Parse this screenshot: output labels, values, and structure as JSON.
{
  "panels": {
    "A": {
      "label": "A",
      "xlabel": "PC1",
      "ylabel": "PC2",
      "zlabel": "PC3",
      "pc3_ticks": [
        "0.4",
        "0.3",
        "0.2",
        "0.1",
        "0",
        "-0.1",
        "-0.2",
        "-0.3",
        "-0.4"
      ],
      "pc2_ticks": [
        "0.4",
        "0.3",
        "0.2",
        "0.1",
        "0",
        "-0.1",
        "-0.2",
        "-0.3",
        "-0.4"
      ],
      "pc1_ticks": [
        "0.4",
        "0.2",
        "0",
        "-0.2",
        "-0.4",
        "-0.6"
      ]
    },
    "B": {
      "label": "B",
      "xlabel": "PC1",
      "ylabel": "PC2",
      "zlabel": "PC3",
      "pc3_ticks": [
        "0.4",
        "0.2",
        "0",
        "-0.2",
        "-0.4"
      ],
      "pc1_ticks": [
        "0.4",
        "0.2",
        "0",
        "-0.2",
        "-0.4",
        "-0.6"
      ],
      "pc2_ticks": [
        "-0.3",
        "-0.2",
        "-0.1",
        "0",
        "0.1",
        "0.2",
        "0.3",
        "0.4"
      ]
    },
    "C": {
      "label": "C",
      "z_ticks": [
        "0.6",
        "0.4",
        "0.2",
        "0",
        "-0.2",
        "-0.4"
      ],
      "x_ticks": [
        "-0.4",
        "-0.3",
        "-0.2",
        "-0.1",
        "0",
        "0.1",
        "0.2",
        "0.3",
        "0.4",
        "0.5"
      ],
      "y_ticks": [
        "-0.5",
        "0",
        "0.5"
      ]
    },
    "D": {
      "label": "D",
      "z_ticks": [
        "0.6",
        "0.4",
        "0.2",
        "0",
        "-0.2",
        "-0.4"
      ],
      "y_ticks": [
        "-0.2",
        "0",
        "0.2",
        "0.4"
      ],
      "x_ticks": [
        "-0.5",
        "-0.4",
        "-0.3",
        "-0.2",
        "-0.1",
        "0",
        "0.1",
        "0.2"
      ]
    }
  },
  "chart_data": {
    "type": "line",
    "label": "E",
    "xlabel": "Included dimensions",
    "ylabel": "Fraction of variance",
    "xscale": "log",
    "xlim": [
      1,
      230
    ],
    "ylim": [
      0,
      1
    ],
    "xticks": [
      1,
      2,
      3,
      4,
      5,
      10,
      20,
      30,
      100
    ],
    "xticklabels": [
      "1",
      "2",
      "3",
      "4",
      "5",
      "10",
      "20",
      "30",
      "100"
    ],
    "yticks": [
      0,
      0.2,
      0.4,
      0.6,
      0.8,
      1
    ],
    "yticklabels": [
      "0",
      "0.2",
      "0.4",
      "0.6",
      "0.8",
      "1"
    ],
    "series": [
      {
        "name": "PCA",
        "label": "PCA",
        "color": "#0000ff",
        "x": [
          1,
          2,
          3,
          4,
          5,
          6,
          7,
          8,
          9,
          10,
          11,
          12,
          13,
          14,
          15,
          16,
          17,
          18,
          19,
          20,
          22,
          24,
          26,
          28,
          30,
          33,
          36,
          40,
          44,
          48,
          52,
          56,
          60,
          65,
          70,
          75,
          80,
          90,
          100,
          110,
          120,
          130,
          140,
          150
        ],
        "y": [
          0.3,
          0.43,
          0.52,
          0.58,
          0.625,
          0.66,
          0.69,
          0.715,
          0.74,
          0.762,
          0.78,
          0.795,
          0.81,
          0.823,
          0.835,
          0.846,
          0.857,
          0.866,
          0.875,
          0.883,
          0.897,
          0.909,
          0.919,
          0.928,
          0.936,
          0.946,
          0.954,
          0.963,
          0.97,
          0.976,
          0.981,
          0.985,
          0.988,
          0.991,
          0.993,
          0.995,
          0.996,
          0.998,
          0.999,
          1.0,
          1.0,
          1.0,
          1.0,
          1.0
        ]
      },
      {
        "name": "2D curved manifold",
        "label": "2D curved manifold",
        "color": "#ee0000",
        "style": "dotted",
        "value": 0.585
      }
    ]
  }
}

···

TASK BRIEF: Retype the whole listing above exactly.

FULL SOLUTION:
Parse this screenshot: output labels, values, and structure as JSON.
{
  "panels": {
    "A": {
      "label": "A",
      "xlabel": "PC1",
      "ylabel": "PC2",
      "zlabel": "PC3",
      "pc3_ticks": [
        "0.4",
        "0.3",
        "0.2",
        "0.1",
        "0",
        "-0.1",
        "-0.2",
        "-0.3",
        "-0.4"
      ],
      "pc2_ticks": [
        "0.4",
        "0.3",
        "0.2",
        "0.1",
        "0",
        "-0.1",
        "-0.2",
        "-0.3",
        "-0.4"
      ],
      "pc1_ticks": [
        "0.4",
        "0.2",
        "0",
        "-0.2",
        "-0.4",
        "-0.6"
      ]
    },
    "B": {
      "label": "B",
      "xlabel": "PC1",
      "ylabel": "PC2",
      "zlabel": "PC3",
      "pc3_ticks": [
        "0.4",
        "0.2",
        "0",
        "-0.2",
        "-0.4"
      ],
      "pc1_ticks": [
        "0.4",
        "0.2",
        "0",
        "-0.2",
        "-0.4",
        "-0.6"
      ],
      "pc2_ticks": [
        "-0.3",
        "-0.2",
        "-0.1",
        "0",
        "0.1",
        "0.2",
        "0.3",
        "0.4"
      ]
    },
    "C": {
      "label": "C",
      "z_ticks": [
        "0.6",
        "0.4",
        "0.2",
        "0",
        "-0.2",
        "-0.4"
      ],
      "x_ticks": [
        "-0.4",
        "-0.3",
        "-0.2",
        "-0.1",
        "0",
        "0.1",
        "0.2",
        "0.3",
        "0.4",
        "0.5"
      ],
      "y_ticks": [
        "-0.5",
        "0",
        "0.5"
      ]
    },
    "D": {
      "label": "D",
      "z_ticks": [
        "0.6",
        "0.4",
        "0.2",
        "0",
        "-0.2",
        "-0.4"
      ],
      "y_ticks": [
        "-0.2",
        "0",
        "0.2",
        "0.4"
      ],
      "x_ticks": [
        "-0.5",
        "-0.4",
        "-0.3",
        "-0.2",
        "-0.1",
        "0",
        "0.1",
        "0.2"
      ]
    }
  },
  "chart_data": {
    "type": "line",
    "label": "E",
    "xlabel": "Included dimensions",
    "ylabel": "Fraction of variance",
    "xscale": "log",
    "xlim": [
      1,
      230
    ],
    "ylim": [
      0,
      1
    ],
    "xticks": [
      1,
      2,
      3,
      4,
      5,
      10,
      20,
      30,
      100
    ],
    "xticklabels": [
      "1",
      "2",
      "3",
      "4",
      "5",
      "10",
      "20",
      "30",
      "100"
    ],
    "yticks": [
      0,
      0.2,
      0.4,
      0.6,
      0.8,
      1
    ],
    "yticklabels": [
      "0",
      "0.2",
      "0.4",
      "0.6",
      "0.8",
      "1"
    ],
    "series": [
      {
        "name": "PCA",
        "label": "PCA",
        "color": "#0000ff",
        "x": [
          1,
          2,
          3,
          4,
          5,
          6,
          7,
          8,
          9,
          10,
          11,
          12,
          13,
          14,
          15,
          16,
          17,
          18,
          19,
          20,
          22,
          24,
          26,
          28,
          30,
          33,
          36,
          40,
          44,
          48,
          52,
          56,
          60,
          65,
          70,
          75,
          80,
          90,
          100,
          110,
          120,
          130,
          140,
          150
        ],
        "y": [
          0.3,
          0.43,
          0.52,
          0.58,
          0.625,
          0.66,
          0.69,
          0.715,
          0.74,
          0.762,
          0.78,
          0.795,
          0.81,
          0.823,
          0.835,
          0.846,
          0.857,
          0.866,
          0.875,
          0.883,
          0.897,
          0.909,
          0.919,
          0.928,
          0.936,
          0.946,
          0.954,
          0.963,
          0.97,
          0.976,
          0.981,
          0.985,
          0.988,
          0.991,
          0.993,
          0.995,
          0.996,
          0.998,
          0.999,
          1.0,
          1.0,
          1.0,
          1.0,
          1.0
        ]
      },
      {
        "name": "2D curved manifold",
        "label": "2D curved manifold",
        "color": "#ee0000",
        "style": "dotted",
        "value": 0.585
      }
    ]
  }
}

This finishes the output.